Exercise goal: Repeat the records below exactly as they appear.

-=-=-=-=-

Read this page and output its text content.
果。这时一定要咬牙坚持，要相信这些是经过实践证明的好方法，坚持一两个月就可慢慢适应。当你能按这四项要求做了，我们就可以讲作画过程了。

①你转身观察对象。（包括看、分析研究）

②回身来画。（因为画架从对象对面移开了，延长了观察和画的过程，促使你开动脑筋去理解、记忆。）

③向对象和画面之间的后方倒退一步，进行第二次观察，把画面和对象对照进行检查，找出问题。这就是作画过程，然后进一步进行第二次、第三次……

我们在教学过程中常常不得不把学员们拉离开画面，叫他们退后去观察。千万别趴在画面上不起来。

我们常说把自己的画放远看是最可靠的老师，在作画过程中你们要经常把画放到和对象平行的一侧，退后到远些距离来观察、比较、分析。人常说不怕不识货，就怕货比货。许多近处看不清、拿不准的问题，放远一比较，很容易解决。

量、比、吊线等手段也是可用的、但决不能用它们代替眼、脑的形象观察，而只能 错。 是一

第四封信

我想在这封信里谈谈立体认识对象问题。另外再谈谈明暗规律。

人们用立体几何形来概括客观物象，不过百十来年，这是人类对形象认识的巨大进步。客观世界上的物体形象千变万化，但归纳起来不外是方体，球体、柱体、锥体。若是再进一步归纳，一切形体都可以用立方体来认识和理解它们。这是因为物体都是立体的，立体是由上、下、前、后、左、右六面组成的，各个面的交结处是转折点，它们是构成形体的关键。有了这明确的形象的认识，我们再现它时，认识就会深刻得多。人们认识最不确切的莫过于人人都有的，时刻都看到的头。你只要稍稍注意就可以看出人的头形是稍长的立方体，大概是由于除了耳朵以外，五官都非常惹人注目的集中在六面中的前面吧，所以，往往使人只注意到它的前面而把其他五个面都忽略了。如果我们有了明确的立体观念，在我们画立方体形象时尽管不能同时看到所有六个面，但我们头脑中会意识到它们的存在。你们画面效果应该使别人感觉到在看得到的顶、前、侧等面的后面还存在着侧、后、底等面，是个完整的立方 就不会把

-=-=-=-=-

Exercise answer:
Read this page and output its text content.
果。这时一定要咬牙坚持，要相信这些是经过实践证明的好方法，坚持一两个月就可慢慢适应。当你能按这四项要求做了，我们就可以讲作画过程了。

①你转身观察对象。（包括看、分析研究）

②回身来画。（因为画架从对象对面移开了，延长了观察和画的过程，促使你开动脑筋去理解、记忆。）

③向对象和画面之间的后方倒退一步，进行第二次观察，把画面和对象对照进行检查，找出问题。这就是作画过程，然后进一步进行第二次、第三次……

我们在教学过程中常常不得不把学员们拉离开画面，叫他们退后去观察。千万别趴在画面上不起来。

我们常说把自己的画放远看是最可靠的老师，在作画过程中你们要经常把画放到和对象平行的一侧，退后到远些距离来观察、比较、分析。人常说不怕不识货，就怕货比货。许多近处看不清、拿不准的问题，放远一比较，很容易解决。

量、比、吊线等手段也是可用的、但决不能用它们代替眼、脑的形象观察，而只能 错。 是一

第四封信

我想在这封信里谈谈立体认识对象问题。另外再谈谈明暗规律。

人们用立体几何形来概括客观物象，不过百十来年，这是人类对形象认识的巨大进步。客观世界上的物体形象千变万化，但归纳起来不外是方体，球体、柱体、锥体。若是再进一步归纳，一切形体都可以用立方体来认识和理解它们。这是因为物体都是立体的，立体是由上、下、前、后、左、右六面组成的，各个面的交结处是转折点，它们是构成形体的关键。有了这明确的形象的认识，我们再现它时，认识就会深刻得多。人们认识最不确切的莫过于人人都有的，时刻都看到的头。你只要稍稍注意就可以看出人的头形是稍长的立方体，大概是由于除了耳朵以外，五官都非常惹人注目的集中在六面中的前面吧，所以，往往使人只注意到它的前面而把其他五个面都忽略了。如果我们有了明确的立体观念，在我们画立方体形象时尽管不能同时看到所有六个面，但我们头脑中会意识到它们的存在。你们画面效果应该使别人感觉到在看得到的顶、前、侧等面的后面还存在着侧、后、底等面，是个完整的立方 就不会把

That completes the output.